PROMPT —
Repeat the data below exactly, dropping any pictures it holds.

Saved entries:
++++++
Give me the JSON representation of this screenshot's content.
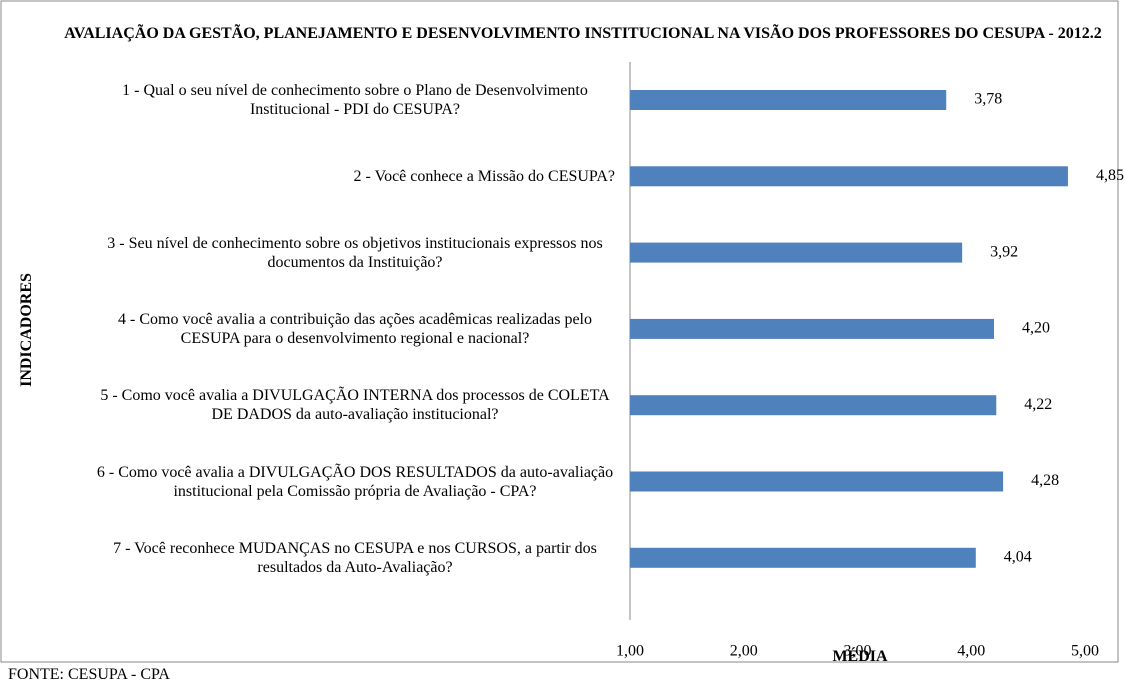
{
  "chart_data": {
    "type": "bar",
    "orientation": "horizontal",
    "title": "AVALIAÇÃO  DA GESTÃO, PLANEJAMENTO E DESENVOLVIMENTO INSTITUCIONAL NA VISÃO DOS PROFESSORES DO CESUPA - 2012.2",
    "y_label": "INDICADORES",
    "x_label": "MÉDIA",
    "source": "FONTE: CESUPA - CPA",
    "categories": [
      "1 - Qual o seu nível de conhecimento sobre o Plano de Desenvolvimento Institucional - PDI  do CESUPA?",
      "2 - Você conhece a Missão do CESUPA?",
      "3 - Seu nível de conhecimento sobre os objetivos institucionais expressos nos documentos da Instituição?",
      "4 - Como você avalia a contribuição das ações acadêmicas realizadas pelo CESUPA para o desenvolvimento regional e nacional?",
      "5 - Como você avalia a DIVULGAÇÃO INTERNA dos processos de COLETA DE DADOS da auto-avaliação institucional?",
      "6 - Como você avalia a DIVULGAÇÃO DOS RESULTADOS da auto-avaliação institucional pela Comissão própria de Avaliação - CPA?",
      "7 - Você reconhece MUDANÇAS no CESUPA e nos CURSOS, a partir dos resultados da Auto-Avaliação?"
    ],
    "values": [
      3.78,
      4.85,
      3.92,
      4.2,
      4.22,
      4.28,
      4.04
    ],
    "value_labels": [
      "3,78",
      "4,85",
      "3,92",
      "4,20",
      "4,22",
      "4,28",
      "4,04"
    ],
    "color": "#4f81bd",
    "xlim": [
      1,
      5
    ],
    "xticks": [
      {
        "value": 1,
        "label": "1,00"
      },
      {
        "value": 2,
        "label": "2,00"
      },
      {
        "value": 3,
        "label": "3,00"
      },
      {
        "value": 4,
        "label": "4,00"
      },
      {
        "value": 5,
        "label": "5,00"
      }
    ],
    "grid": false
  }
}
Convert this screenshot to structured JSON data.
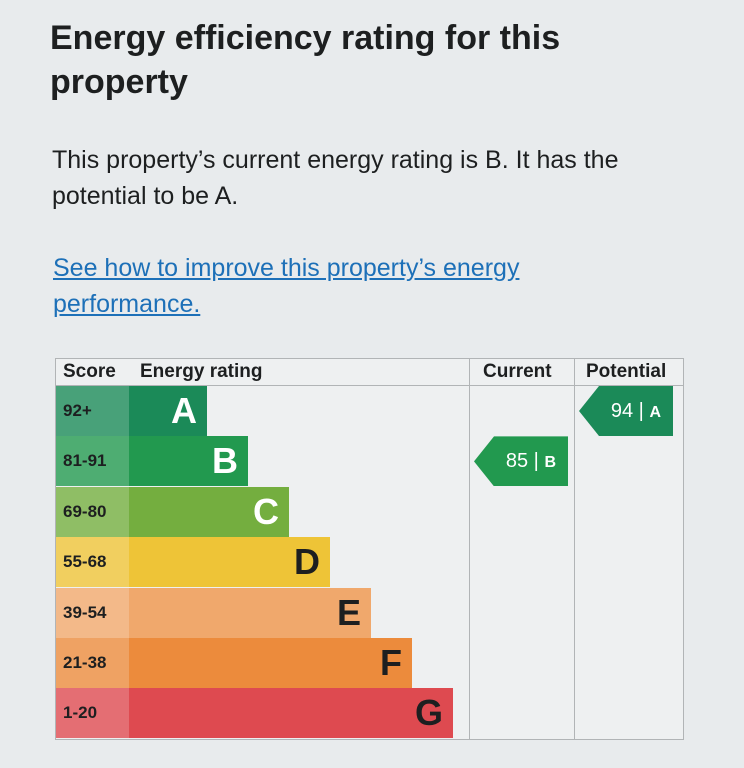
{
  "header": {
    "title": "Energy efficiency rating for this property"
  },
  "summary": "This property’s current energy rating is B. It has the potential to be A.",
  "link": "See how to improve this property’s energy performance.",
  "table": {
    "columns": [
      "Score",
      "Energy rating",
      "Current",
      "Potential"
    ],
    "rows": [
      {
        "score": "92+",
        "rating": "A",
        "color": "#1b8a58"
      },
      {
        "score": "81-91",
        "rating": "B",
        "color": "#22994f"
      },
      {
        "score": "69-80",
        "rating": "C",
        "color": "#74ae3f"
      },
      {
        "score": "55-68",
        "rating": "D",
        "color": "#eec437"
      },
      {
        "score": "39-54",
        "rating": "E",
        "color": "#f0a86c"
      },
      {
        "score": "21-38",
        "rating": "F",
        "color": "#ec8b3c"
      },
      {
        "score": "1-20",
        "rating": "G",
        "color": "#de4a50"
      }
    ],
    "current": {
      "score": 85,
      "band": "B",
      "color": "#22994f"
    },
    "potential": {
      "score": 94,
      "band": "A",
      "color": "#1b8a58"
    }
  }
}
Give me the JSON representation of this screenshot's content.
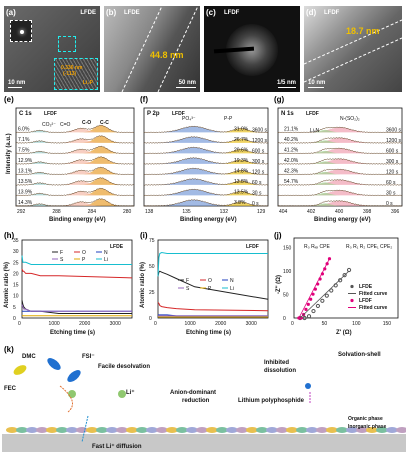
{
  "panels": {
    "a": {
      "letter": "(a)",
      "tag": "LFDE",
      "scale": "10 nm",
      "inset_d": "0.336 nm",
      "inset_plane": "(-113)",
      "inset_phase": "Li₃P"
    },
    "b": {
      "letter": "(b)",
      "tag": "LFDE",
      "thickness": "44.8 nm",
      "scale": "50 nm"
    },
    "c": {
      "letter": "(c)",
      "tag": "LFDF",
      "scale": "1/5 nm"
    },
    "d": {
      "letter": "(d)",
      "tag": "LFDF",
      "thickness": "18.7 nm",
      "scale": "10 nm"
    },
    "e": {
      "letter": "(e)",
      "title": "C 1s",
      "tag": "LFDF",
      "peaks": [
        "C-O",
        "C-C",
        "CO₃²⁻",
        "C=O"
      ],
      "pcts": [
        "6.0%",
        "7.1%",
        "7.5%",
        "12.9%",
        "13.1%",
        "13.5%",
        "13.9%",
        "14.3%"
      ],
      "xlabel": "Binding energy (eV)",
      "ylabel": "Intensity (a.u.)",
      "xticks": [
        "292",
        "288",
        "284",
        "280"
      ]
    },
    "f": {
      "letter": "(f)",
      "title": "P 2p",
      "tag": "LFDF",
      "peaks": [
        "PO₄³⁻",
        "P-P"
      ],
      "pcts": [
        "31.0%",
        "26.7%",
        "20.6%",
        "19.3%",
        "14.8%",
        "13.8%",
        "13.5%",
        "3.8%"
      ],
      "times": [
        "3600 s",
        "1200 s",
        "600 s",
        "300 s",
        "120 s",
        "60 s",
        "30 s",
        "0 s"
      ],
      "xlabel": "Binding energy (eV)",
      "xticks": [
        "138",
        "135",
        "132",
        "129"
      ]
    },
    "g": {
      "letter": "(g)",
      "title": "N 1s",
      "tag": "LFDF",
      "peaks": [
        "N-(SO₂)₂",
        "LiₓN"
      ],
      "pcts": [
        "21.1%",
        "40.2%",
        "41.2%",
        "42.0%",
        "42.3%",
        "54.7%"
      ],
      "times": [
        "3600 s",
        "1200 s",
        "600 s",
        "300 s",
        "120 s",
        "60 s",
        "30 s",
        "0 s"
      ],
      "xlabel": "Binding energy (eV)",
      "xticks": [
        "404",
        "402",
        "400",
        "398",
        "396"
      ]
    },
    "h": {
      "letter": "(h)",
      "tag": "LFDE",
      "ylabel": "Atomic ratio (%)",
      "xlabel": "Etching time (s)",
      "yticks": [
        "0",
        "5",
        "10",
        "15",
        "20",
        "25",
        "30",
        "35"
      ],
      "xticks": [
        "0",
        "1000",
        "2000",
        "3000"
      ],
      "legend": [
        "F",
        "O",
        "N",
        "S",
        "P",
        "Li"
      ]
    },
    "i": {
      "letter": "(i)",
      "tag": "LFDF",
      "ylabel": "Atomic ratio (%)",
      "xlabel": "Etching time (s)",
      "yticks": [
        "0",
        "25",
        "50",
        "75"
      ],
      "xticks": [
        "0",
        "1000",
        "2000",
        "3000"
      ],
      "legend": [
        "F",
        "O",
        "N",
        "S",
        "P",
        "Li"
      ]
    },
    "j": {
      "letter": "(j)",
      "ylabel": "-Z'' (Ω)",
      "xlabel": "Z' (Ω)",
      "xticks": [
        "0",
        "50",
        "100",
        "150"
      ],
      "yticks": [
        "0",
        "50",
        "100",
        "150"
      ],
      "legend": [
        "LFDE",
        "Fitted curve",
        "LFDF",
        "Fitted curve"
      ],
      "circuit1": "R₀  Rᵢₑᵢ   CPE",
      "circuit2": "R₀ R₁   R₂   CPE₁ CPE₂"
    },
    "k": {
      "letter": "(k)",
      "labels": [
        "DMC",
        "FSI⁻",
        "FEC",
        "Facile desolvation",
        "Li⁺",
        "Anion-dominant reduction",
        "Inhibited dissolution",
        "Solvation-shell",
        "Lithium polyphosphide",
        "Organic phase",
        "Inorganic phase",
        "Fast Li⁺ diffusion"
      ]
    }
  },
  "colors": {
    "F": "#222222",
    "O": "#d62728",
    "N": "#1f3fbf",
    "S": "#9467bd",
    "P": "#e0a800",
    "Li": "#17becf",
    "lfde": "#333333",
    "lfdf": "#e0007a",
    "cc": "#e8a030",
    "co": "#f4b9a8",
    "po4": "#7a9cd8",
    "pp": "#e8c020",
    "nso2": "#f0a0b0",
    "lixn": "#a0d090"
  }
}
++++++
RESPONSE FOR THIS EXERCISE —
Give me the JSON representation of this screenshot's content.
{
  "chart_data": {
    "type": "bar",
    "orientation": "horizontal",
    "title": "AVALIAÇÃO  DA GESTÃO, PLANEJAMENTO E DESENVOLVIMENTO INSTITUCIONAL NA VISÃO DOS PROFESSORES DO CESUPA - 2012.2",
    "y_label": "INDICADORES",
    "x_label": "MÉDIA",
    "source": "FONTE: CESUPA - CPA",
    "categories": [
      "1 - Qual o seu nível de conhecimento sobre o Plano de Desenvolvimento Institucional - PDI  do CESUPA?",
      "2 - Você conhece a Missão do CESUPA?",
      "3 - Seu nível de conhecimento sobre os objetivos institucionais expressos nos documentos da Instituição?",
      "4 - Como você avalia a contribuição das ações acadêmicas realizadas pelo CESUPA para o desenvolvimento regional e nacional?",
      "5 - Como você avalia a DIVULGAÇÃO INTERNA dos processos de COLETA DE DADOS da auto-avaliação institucional?",
      "6 - Como você avalia a DIVULGAÇÃO DOS RESULTADOS da auto-avaliação institucional pela Comissão própria de Avaliação - CPA?",
      "7 - Você reconhece MUDANÇAS no CESUPA e nos CURSOS, a partir dos resultados da Auto-Avaliação?"
    ],
    "values": [
      3.78,
      4.85,
      3.92,
      4.2,
      4.22,
      4.28,
      4.04
    ],
    "value_labels": [
      "3,78",
      "4,85",
      "3,92",
      "4,20",
      "4,22",
      "4,28",
      "4,04"
    ],
    "color": "#4f81bd",
    "xlim": [
      1,
      5
    ],
    "xticks": [
      {
        "value": 1,
        "label": "1,00"
      },
      {
        "value": 2,
        "label": "2,00"
      },
      {
        "value": 3,
        "label": "3,00"
      },
      {
        "value": 4,
        "label": "4,00"
      },
      {
        "value": 5,
        "label": "5,00"
      }
    ],
    "grid": false
  }
}
Convert this screenshot to structured JSON data.
{
  "header": {
    "title": "Energy efficiency rating for this property"
  },
  "summary": "This property’s current energy rating is B. It has the potential to be A.",
  "link": "See how to improve this property’s energy performance.",
  "table": {
    "columns": [
      "Score",
      "Energy rating",
      "Current",
      "Potential"
    ],
    "rows": [
      {
        "score": "92+",
        "rating": "A",
        "color": "#1b8a58"
      },
      {
        "score": "81-91",
        "rating": "B",
        "color": "#22994f"
      },
      {
        "score": "69-80",
        "rating": "C",
        "color": "#74ae3f"
      },
      {
        "score": "55-68",
        "rating": "D",
        "color": "#eec437"
      },
      {
        "score": "39-54",
        "rating": "E",
        "color": "#f0a86c"
      },
      {
        "score": "21-38",
        "rating": "F",
        "color": "#ec8b3c"
      },
      {
        "score": "1-20",
        "rating": "G",
        "color": "#de4a50"
      }
    ],
    "current": {
      "score": 85,
      "band": "B",
      "color": "#22994f"
    },
    "potential": {
      "score": 94,
      "band": "A",
      "color": "#1b8a58"
    }
  }
}
Give me the JSON representation of this screenshot's content.
{
  "panels": {
    "a": {
      "letter": "(a)",
      "tag": "LFDE",
      "scale": "10 nm",
      "inset_d": "0.336 nm",
      "inset_plane": "(-113)",
      "inset_phase": "Li₃P"
    },
    "b": {
      "letter": "(b)",
      "tag": "LFDE",
      "thickness": "44.8 nm",
      "scale": "50 nm"
    },
    "c": {
      "letter": "(c)",
      "tag": "LFDF",
      "scale": "1/5 nm"
    },
    "d": {
      "letter": "(d)",
      "tag": "LFDF",
      "thickness": "18.7 nm",
      "scale": "10 nm"
    },
    "e": {
      "letter": "(e)",
      "title": "C 1s",
      "tag": "LFDF",
      "peaks": [
        "C-O",
        "C-C",
        "CO₃²⁻",
        "C=O"
      ],
      "pcts": [
        "6.0%",
        "7.1%",
        "7.5%",
        "12.9%",
        "13.1%",
        "13.5%",
        "13.9%",
        "14.3%"
      ],
      "xlabel": "Binding energy (eV)",
      "ylabel": "Intensity (a.u.)",
      "xticks": [
        "292",
        "288",
        "284",
        "280"
      ]
    },
    "f": {
      "letter": "(f)",
      "title": "P 2p",
      "tag": "LFDF",
      "peaks": [
        "PO₄³⁻",
        "P-P"
      ],
      "pcts": [
        "31.0%",
        "26.7%",
        "20.6%",
        "19.3%",
        "14.8%",
        "13.8%",
        "13.5%",
        "3.8%"
      ],
      "times": [
        "3600 s",
        "1200 s",
        "600 s",
        "300 s",
        "120 s",
        "60 s",
        "30 s",
        "0 s"
      ],
      "xlabel": "Binding energy (eV)",
      "xticks": [
        "138",
        "135",
        "132",
        "129"
      ]
    },
    "g": {
      "letter": "(g)",
      "title": "N 1s",
      "tag": "LFDF",
      "peaks": [
        "N-(SO₂)₂",
        "LiₓN"
      ],
      "pcts": [
        "21.1%",
        "40.2%",
        "41.2%",
        "42.0%",
        "42.3%",
        "54.7%"
      ],
      "times": [
        "3600 s",
        "1200 s",
        "600 s",
        "300 s",
        "120 s",
        "60 s",
        "30 s",
        "0 s"
      ],
      "xlabel": "Binding energy (eV)",
      "xticks": [
        "404",
        "402",
        "400",
        "398",
        "396"
      ]
    },
    "h": {
      "letter": "(h)",
      "tag": "LFDE",
      "ylabel": "Atomic ratio (%)",
      "xlabel": "Etching time (s)",
      "yticks": [
        "0",
        "5",
        "10",
        "15",
        "20",
        "25",
        "30",
        "35"
      ],
      "xticks": [
        "0",
        "1000",
        "2000",
        "3000"
      ],
      "legend": [
        "F",
        "O",
        "N",
        "S",
        "P",
        "Li"
      ]
    },
    "i": {
      "letter": "(i)",
      "tag": "LFDF",
      "ylabel": "Atomic ratio (%)",
      "xlabel": "Etching time (s)",
      "yticks": [
        "0",
        "25",
        "50",
        "75"
      ],
      "xticks": [
        "0",
        "1000",
        "2000",
        "3000"
      ],
      "legend": [
        "F",
        "O",
        "N",
        "S",
        "P",
        "Li"
      ]
    },
    "j": {
      "letter": "(j)",
      "ylabel": "-Z'' (Ω)",
      "xlabel": "Z' (Ω)",
      "xticks": [
        "0",
        "50",
        "100",
        "150"
      ],
      "yticks": [
        "0",
        "50",
        "100",
        "150"
      ],
      "legend": [
        "LFDE",
        "Fitted curve",
        "LFDF",
        "Fitted curve"
      ],
      "circuit1": "R₀  Rᵢₑᵢ   CPE",
      "circuit2": "R₀ R₁   R₂   CPE₁ CPE₂"
    },
    "k": {
      "letter": "(k)",
      "labels": [
        "DMC",
        "FSI⁻",
        "FEC",
        "Facile desolvation",
        "Li⁺",
        "Anion-dominant reduction",
        "Inhibited dissolution",
        "Solvation-shell",
        "Lithium polyphosphide",
        "Organic phase",
        "Inorganic phase",
        "Fast Li⁺ diffusion"
      ]
    }
  },
  "colors": {
    "F": "#222222",
    "O": "#d62728",
    "N": "#1f3fbf",
    "S": "#9467bd",
    "P": "#e0a800",
    "Li": "#17becf",
    "lfde": "#333333",
    "lfdf": "#e0007a",
    "cc": "#e8a030",
    "co": "#f4b9a8",
    "po4": "#7a9cd8",
    "pp": "#e8c020",
    "nso2": "#f0a0b0",
    "lixn": "#a0d090"
  }
}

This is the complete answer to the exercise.